THE TASK — Using the material that follows, identify and copy each line with the string "SZÁMÁRA".

RECORD LIST —

============

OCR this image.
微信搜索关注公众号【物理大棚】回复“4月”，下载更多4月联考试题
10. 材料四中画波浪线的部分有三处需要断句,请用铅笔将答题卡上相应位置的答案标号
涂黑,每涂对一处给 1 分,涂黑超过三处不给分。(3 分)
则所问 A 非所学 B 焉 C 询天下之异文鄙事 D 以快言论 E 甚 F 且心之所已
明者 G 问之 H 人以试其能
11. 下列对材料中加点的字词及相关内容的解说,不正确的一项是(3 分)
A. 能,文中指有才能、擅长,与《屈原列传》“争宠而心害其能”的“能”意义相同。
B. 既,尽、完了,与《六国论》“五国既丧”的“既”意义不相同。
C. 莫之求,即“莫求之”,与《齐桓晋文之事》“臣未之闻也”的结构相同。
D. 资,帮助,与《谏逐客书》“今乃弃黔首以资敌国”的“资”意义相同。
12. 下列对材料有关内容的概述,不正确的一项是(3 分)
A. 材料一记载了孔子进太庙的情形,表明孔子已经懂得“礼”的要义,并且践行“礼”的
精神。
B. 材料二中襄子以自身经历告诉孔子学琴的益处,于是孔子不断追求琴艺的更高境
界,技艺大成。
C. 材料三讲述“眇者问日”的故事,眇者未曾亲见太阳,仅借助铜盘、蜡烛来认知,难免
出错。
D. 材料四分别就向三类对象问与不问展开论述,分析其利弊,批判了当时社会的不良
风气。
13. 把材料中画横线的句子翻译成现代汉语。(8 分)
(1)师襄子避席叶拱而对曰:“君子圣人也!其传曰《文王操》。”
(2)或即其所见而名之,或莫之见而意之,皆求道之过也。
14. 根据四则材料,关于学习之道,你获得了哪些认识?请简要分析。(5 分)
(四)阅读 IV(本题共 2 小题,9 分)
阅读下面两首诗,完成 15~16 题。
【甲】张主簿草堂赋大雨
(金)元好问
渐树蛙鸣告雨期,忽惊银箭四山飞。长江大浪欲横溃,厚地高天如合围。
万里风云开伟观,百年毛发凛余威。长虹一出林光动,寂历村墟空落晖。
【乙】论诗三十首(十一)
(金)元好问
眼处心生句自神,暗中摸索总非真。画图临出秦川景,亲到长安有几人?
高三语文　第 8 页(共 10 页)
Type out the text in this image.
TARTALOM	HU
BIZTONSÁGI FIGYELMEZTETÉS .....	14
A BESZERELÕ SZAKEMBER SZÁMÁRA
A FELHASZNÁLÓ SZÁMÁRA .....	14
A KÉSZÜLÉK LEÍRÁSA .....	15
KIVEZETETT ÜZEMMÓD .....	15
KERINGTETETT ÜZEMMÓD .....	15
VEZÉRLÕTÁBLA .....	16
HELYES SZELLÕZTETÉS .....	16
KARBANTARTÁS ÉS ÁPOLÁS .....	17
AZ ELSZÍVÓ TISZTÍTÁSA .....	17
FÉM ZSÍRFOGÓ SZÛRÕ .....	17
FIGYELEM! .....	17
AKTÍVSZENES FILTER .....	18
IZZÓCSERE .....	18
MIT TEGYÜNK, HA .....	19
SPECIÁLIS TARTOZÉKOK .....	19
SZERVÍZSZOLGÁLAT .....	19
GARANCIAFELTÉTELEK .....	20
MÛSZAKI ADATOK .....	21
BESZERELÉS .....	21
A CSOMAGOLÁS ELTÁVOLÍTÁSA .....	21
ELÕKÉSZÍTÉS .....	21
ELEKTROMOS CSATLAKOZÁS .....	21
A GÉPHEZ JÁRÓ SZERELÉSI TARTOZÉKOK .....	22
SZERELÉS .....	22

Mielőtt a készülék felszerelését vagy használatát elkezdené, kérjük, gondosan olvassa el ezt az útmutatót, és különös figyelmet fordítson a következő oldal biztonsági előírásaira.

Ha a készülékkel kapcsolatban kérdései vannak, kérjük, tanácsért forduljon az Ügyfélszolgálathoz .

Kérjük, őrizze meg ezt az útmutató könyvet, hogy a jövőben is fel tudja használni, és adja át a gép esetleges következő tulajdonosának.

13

============

SOLUTION TO THIS TASK —
A BESZERELÕ SZAKEMBER SZÁMÁRA
A FELHASZNÁLÓ SZÁMÁRA .....	14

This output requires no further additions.